● Exercise requirements
Retype the material word for word.

● Data provided
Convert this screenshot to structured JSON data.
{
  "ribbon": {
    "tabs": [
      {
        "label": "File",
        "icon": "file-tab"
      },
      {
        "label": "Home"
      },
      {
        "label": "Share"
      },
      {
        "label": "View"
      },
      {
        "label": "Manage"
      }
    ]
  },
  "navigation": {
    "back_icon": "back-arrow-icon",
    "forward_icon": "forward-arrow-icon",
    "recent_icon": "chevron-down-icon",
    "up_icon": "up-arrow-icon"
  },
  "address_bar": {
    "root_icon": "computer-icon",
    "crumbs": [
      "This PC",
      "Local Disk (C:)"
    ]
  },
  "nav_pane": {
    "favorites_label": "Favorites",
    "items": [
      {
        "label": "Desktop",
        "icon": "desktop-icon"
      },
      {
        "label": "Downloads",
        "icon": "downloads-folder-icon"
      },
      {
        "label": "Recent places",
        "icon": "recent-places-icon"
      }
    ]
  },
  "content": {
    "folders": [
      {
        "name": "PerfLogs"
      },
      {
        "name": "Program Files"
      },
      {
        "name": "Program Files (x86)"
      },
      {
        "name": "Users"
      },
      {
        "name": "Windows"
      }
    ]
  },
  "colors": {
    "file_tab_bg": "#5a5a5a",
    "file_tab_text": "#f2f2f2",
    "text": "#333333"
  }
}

● Exercise response
Convert this screenshot to structured JSON data.
{
  "ribbon": {
    "tabs": [
      {
        "label": "File",
        "icon": "file-tab"
      },
      {
        "label": "Home"
      },
      {
        "label": "Share"
      },
      {
        "label": "View"
      },
      {
        "label": "Manage"
      }
    ]
  },
  "navigation": {
    "back_icon": "back-arrow-icon",
    "forward_icon": "forward-arrow-icon",
    "recent_icon": "chevron-down-icon",
    "up_icon": "up-arrow-icon"
  },
  "address_bar": {
    "root_icon": "computer-icon",
    "crumbs": [
      "This PC",
      "Local Disk (C:)"
    ]
  },
  "nav_pane": {
    "favorites_label": "Favorites",
    "items": [
      {
        "label": "Desktop",
        "icon": "desktop-icon"
      },
      {
        "label": "Downloads",
        "icon": "downloads-folder-icon"
      },
      {
        "label": "Recent places",
        "icon": "recent-places-icon"
      }
    ]
  },
  "content": {
    "folders": [
      {
        "name": "PerfLogs"
      },
      {
        "name": "Program Files"
      },
      {
        "name": "Program Files (x86)"
      },
      {
        "name": "Users"
      },
      {
        "name": "Windows"
      }
    ]
  },
  "colors": {
    "file_tab_bg": "#5a5a5a",
    "file_tab_text": "#f2f2f2",
    "text": "#333333"
  }
}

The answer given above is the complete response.